-------- Data records

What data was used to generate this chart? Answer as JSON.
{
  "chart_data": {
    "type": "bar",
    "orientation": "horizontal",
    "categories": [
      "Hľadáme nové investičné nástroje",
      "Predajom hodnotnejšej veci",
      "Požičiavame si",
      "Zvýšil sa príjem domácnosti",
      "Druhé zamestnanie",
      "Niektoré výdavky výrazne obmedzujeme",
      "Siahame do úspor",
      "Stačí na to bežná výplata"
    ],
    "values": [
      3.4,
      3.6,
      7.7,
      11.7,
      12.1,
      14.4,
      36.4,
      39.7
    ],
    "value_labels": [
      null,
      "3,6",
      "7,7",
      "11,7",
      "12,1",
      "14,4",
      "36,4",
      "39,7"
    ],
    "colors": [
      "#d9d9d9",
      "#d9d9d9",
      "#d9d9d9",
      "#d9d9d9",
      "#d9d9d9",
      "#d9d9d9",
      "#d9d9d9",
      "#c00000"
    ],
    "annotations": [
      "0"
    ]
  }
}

----------------

» **What needs to be done**
Go through the entries and repeat each one exactly.

» **Solution**
What data was used to generate this chart? Answer as JSON.
{
  "chart_data": {
    "type": "bar",
    "orientation": "horizontal",
    "categories": [
      "Hľadáme nové investičné nástroje",
      "Predajom hodnotnejšej veci",
      "Požičiavame si",
      "Zvýšil sa príjem domácnosti",
      "Druhé zamestnanie",
      "Niektoré výdavky výrazne obmedzujeme",
      "Siahame do úspor",
      "Stačí na to bežná výplata"
    ],
    "values": [
      3.4,
      3.6,
      7.7,
      11.7,
      12.1,
      14.4,
      36.4,
      39.7
    ],
    "value_labels": [
      null,
      "3,6",
      "7,7",
      "11,7",
      "12,1",
      "14,4",
      "36,4",
      "39,7"
    ],
    "colors": [
      "#d9d9d9",
      "#d9d9d9",
      "#d9d9d9",
      "#d9d9d9",
      "#d9d9d9",
      "#d9d9d9",
      "#d9d9d9",
      "#c00000"
    ],
    "annotations": [
      "0"
    ]
  }
}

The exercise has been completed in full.